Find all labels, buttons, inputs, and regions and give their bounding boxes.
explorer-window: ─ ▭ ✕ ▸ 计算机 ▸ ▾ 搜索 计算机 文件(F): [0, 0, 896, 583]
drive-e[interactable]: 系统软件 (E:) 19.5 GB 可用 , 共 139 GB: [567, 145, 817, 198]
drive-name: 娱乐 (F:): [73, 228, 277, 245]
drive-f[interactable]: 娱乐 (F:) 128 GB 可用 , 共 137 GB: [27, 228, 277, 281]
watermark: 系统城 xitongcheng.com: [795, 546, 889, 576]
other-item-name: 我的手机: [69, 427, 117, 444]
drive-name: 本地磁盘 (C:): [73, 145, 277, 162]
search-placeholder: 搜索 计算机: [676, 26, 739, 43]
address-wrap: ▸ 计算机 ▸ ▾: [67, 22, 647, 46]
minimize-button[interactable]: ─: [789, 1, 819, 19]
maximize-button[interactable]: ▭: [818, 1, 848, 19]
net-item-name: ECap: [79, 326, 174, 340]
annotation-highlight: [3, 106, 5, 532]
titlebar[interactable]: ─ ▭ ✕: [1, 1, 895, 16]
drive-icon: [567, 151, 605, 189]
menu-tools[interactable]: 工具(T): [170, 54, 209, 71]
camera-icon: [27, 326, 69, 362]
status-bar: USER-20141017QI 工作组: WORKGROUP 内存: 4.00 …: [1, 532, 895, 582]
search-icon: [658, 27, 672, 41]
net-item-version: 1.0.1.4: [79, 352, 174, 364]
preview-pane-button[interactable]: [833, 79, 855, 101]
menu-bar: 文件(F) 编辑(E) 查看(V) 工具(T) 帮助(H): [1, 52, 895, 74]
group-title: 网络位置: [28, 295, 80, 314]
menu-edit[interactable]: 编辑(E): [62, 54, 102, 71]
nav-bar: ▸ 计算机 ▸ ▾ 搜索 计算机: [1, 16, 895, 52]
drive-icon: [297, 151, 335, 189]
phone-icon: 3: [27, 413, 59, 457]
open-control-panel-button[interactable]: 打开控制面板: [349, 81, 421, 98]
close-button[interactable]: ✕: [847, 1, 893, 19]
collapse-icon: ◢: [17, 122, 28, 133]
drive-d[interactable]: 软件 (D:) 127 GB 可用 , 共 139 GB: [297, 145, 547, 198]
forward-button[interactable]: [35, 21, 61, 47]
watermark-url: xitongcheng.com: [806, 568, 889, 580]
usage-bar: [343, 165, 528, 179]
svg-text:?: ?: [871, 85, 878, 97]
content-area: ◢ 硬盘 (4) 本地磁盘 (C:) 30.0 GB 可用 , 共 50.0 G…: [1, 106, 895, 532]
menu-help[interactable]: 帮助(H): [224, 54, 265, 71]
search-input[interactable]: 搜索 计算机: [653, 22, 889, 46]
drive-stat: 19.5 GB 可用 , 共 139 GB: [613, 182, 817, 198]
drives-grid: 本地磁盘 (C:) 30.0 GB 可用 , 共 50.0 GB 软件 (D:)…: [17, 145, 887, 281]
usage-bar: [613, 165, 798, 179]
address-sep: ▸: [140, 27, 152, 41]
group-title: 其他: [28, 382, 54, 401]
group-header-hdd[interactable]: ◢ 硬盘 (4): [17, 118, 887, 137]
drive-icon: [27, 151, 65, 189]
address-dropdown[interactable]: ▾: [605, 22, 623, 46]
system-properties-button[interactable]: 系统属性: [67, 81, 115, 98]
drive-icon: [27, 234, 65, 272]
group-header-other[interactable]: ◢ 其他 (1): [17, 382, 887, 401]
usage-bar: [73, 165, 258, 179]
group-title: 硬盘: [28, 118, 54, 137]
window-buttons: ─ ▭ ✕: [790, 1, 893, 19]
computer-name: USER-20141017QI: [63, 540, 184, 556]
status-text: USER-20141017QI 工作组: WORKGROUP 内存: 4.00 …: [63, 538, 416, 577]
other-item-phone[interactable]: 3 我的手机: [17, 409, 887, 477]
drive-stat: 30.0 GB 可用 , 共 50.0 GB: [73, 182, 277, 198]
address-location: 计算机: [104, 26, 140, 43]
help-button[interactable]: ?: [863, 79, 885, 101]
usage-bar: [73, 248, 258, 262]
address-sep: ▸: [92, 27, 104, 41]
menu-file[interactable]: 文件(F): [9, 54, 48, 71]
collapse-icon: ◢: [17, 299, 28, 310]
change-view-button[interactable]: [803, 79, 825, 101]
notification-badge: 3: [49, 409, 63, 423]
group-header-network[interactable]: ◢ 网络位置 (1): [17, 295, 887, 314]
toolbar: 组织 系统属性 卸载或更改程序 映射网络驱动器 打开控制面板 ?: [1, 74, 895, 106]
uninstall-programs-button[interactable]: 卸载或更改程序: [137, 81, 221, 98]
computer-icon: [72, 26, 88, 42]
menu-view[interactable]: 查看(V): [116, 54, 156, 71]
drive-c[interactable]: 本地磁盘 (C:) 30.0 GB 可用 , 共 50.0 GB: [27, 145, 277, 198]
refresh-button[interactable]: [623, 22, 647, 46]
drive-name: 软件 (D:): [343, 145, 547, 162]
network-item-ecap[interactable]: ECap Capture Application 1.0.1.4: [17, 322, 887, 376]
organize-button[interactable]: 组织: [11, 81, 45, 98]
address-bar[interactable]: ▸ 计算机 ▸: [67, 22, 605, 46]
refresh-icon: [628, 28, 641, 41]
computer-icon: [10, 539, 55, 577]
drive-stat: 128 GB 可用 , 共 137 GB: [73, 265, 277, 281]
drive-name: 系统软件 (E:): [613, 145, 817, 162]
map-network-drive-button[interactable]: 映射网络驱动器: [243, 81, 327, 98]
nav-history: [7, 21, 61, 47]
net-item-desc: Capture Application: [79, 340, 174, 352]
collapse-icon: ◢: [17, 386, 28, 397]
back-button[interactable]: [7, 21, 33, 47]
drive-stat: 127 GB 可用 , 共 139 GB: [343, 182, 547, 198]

- - -

**What to produce:**
Please copy out all of the records above word for word, keeping every line unchanged and in the same order.

**Solution for this task:**
Find all labels, buttons, inputs, and regions and give their bounding boxes.
explorer-window: ─ ▭ ✕ ▸ 计算机 ▸ ▾ 搜索 计算机 文件(F): [0, 0, 896, 583]
drive-e[interactable]: 系统软件 (E:) 19.5 GB 可用 , 共 139 GB: [567, 145, 817, 198]
drive-name: 娱乐 (F:): [73, 228, 277, 245]
drive-f[interactable]: 娱乐 (F:) 128 GB 可用 , 共 137 GB: [27, 228, 277, 281]
watermark: 系统城 xitongcheng.com: [795, 546, 889, 576]
other-item-name: 我的手机: [69, 427, 117, 444]
drive-name: 本地磁盘 (C:): [73, 145, 277, 162]
search-placeholder: 搜索 计算机: [676, 26, 739, 43]
address-wrap: ▸ 计算机 ▸ ▾: [67, 22, 647, 46]
minimize-button[interactable]: ─: [789, 1, 819, 19]
maximize-button[interactable]: ▭: [818, 1, 848, 19]
net-item-name: ECap: [79, 326, 174, 340]
annotation-highlight: [3, 106, 5, 532]
titlebar[interactable]: ─ ▭ ✕: [1, 1, 895, 16]
drive-icon: [567, 151, 605, 189]
menu-tools[interactable]: 工具(T): [170, 54, 209, 71]
camera-icon: [27, 326, 69, 362]
status-bar: USER-20141017QI 工作组: WORKGROUP 内存: 4.00 …: [1, 532, 895, 582]
search-icon: [658, 27, 672, 41]
net-item-version: 1.0.1.4: [79, 352, 174, 364]
preview-pane-button[interactable]: [833, 79, 855, 101]
menu-bar: 文件(F) 编辑(E) 查看(V) 工具(T) 帮助(H): [1, 52, 895, 74]
group-title: 网络位置: [28, 295, 80, 314]
menu-edit[interactable]: 编辑(E): [62, 54, 102, 71]
nav-bar: ▸ 计算机 ▸ ▾ 搜索 计算机: [1, 16, 895, 52]
drive-icon: [297, 151, 335, 189]
phone-icon: 3: [27, 413, 59, 457]
open-control-panel-button[interactable]: 打开控制面板: [349, 81, 421, 98]
close-button[interactable]: ✕: [847, 1, 893, 19]
collapse-icon: ◢: [17, 122, 28, 133]
drive-d[interactable]: 软件 (D:) 127 GB 可用 , 共 139 GB: [297, 145, 547, 198]
forward-button[interactable]: [35, 21, 61, 47]
watermark-url: xitongcheng.com: [806, 568, 889, 580]
usage-bar: [343, 165, 528, 179]
svg-text:?: ?: [871, 85, 878, 97]
content-area: ◢ 硬盘 (4) 本地磁盘 (C:) 30.0 GB 可用 , 共 50.0 G…: [1, 106, 895, 532]
menu-help[interactable]: 帮助(H): [224, 54, 265, 71]
search-input[interactable]: 搜索 计算机: [653, 22, 889, 46]
drive-stat: 19.5 GB 可用 , 共 139 GB: [613, 182, 817, 198]
drives-grid: 本地磁盘 (C:) 30.0 GB 可用 , 共 50.0 GB 软件 (D:)…: [17, 145, 887, 281]
usage-bar: [613, 165, 798, 179]
address-sep: ▸: [140, 27, 152, 41]
group-title: 其他: [28, 382, 54, 401]
group-header-hdd[interactable]: ◢ 硬盘 (4): [17, 118, 887, 137]
drive-icon: [27, 151, 65, 189]
address-dropdown[interactable]: ▾: [605, 22, 623, 46]
system-properties-button[interactable]: 系统属性: [67, 81, 115, 98]
drive-icon: [27, 234, 65, 272]
group-header-other[interactable]: ◢ 其他 (1): [17, 382, 887, 401]
usage-bar: [73, 165, 258, 179]
group-title: 硬盘: [28, 118, 54, 137]
window-buttons: ─ ▭ ✕: [790, 1, 893, 19]
computer-name: USER-20141017QI: [63, 540, 184, 556]
status-text: USER-20141017QI 工作组: WORKGROUP 内存: 4.00 …: [63, 538, 416, 577]
other-item-phone[interactable]: 3 我的手机: [17, 409, 887, 477]
drive-stat: 30.0 GB 可用 , 共 50.0 GB: [73, 182, 277, 198]
address-location: 计算机: [104, 26, 140, 43]
help-button[interactable]: ?: [863, 79, 885, 101]
usage-bar: [73, 248, 258, 262]
address-sep: ▸: [92, 27, 104, 41]
menu-file[interactable]: 文件(F): [9, 54, 48, 71]
collapse-icon: ◢: [17, 299, 28, 310]
change-view-button[interactable]: [803, 79, 825, 101]
notification-badge: 3: [49, 409, 63, 423]
group-header-network[interactable]: ◢ 网络位置 (1): [17, 295, 887, 314]
toolbar: 组织 系统属性 卸载或更改程序 映射网络驱动器 打开控制面板 ?: [1, 74, 895, 106]
uninstall-programs-button[interactable]: 卸载或更改程序: [137, 81, 221, 98]
computer-icon: [72, 26, 88, 42]
menu-view[interactable]: 查看(V): [116, 54, 156, 71]
drive-c[interactable]: 本地磁盘 (C:) 30.0 GB 可用 , 共 50.0 GB: [27, 145, 277, 198]
refresh-button[interactable]: [623, 22, 647, 46]
drive-name: 软件 (D:): [343, 145, 547, 162]
network-item-ecap[interactable]: ECap Capture Application 1.0.1.4: [17, 322, 887, 376]
organize-button[interactable]: 组织: [11, 81, 45, 98]
address-bar[interactable]: ▸ 计算机 ▸: [67, 22, 605, 46]
refresh-icon: [628, 28, 641, 41]
computer-icon: [10, 539, 55, 577]
drive-stat: 128 GB 可用 , 共 137 GB: [73, 265, 277, 281]
drive-name: 系统软件 (E:): [613, 145, 817, 162]
map-network-drive-button[interactable]: 映射网络驱动器: [243, 81, 327, 98]
nav-history: [7, 21, 61, 47]
net-item-desc: Capture Application: [79, 340, 174, 352]
collapse-icon: ◢: [17, 386, 28, 397]
back-button[interactable]: [7, 21, 33, 47]
drive-stat: 127 GB 可用 , 共 139 GB: [343, 182, 547, 198]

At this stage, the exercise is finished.